* _TASK REQUIREMENTS_: Copy every record word for word.

* _MATERIAL FOR THIS EXERCISE_:
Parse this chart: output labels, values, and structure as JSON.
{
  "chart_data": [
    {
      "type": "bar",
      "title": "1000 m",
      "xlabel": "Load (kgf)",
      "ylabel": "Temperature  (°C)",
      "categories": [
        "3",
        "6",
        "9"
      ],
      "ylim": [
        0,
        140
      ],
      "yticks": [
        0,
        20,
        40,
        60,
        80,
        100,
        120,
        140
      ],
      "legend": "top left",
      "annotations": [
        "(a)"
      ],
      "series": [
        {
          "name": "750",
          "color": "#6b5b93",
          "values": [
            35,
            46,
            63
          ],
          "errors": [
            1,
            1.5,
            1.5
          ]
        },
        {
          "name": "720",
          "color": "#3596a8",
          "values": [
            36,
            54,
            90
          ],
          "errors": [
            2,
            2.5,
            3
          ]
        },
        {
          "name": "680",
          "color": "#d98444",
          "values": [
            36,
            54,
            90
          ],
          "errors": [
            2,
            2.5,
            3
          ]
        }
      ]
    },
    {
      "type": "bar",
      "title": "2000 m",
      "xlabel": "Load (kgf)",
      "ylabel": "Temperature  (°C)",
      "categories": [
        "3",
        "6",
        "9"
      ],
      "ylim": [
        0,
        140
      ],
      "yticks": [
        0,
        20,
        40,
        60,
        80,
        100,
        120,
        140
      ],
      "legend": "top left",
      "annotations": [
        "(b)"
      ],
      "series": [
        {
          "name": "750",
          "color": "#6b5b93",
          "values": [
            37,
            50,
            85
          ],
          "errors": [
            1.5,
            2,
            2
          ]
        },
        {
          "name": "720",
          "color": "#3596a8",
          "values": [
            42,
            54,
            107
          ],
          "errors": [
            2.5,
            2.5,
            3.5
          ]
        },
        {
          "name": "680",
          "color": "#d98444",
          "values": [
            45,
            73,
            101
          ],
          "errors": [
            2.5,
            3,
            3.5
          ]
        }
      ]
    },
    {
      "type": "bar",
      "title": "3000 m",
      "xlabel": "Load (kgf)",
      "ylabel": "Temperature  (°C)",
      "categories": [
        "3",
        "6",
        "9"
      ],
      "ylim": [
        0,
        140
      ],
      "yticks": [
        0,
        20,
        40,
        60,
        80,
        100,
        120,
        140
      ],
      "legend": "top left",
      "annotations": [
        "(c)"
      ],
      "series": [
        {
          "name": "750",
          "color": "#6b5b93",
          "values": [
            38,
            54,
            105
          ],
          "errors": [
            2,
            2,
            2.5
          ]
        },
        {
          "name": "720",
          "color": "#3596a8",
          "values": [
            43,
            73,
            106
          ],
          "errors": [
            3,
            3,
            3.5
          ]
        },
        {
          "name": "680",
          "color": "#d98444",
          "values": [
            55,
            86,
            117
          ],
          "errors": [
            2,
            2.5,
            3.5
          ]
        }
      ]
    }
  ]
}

* _CORRECT RESULT_:
Parse this chart: output labels, values, and structure as JSON.
{
  "chart_data": [
    {
      "type": "bar",
      "title": "1000 m",
      "xlabel": "Load (kgf)",
      "ylabel": "Temperature  (°C)",
      "categories": [
        "3",
        "6",
        "9"
      ],
      "ylim": [
        0,
        140
      ],
      "yticks": [
        0,
        20,
        40,
        60,
        80,
        100,
        120,
        140
      ],
      "legend": "top left",
      "annotations": [
        "(a)"
      ],
      "series": [
        {
          "name": "750",
          "color": "#6b5b93",
          "values": [
            35,
            46,
            63
          ],
          "errors": [
            1,
            1.5,
            1.5
          ]
        },
        {
          "name": "720",
          "color": "#3596a8",
          "values": [
            36,
            54,
            90
          ],
          "errors": [
            2,
            2.5,
            3
          ]
        },
        {
          "name": "680",
          "color": "#d98444",
          "values": [
            36,
            54,
            90
          ],
          "errors": [
            2,
            2.5,
            3
          ]
        }
      ]
    },
    {
      "type": "bar",
      "title": "2000 m",
      "xlabel": "Load (kgf)",
      "ylabel": "Temperature  (°C)",
      "categories": [
        "3",
        "6",
        "9"
      ],
      "ylim": [
        0,
        140
      ],
      "yticks": [
        0,
        20,
        40,
        60,
        80,
        100,
        120,
        140
      ],
      "legend": "top left",
      "annotations": [
        "(b)"
      ],
      "series": [
        {
          "name": "750",
          "color": "#6b5b93",
          "values": [
            37,
            50,
            85
          ],
          "errors": [
            1.5,
            2,
            2
          ]
        },
        {
          "name": "720",
          "color": "#3596a8",
          "values": [
            42,
            54,
            107
          ],
          "errors": [
            2.5,
            2.5,
            3.5
          ]
        },
        {
          "name": "680",
          "color": "#d98444",
          "values": [
            45,
            73,
            101
          ],
          "errors": [
            2.5,
            3,
            3.5
          ]
        }
      ]
    },
    {
      "type": "bar",
      "title": "3000 m",
      "xlabel": "Load (kgf)",
      "ylabel": "Temperature  (°C)",
      "categories": [
        "3",
        "6",
        "9"
      ],
      "ylim": [
        0,
        140
      ],
      "yticks": [
        0,
        20,
        40,
        60,
        80,
        100,
        120,
        140
      ],
      "legend": "top left",
      "annotations": [
        "(c)"
      ],
      "series": [
        {
          "name": "750",
          "color": "#6b5b93",
          "values": [
            38,
            54,
            105
          ],
          "errors": [
            2,
            2,
            2.5
          ]
        },
        {
          "name": "720",
          "color": "#3596a8",
          "values": [
            43,
            73,
            106
          ],
          "errors": [
            3,
            3,
            3.5
          ]
        },
        {
          "name": "680",
          "color": "#d98444",
          "values": [
            55,
            86,
            117
          ],
          "errors": [
            2,
            2.5,
            3.5
          ]
        }
      ]
    }
  ]
}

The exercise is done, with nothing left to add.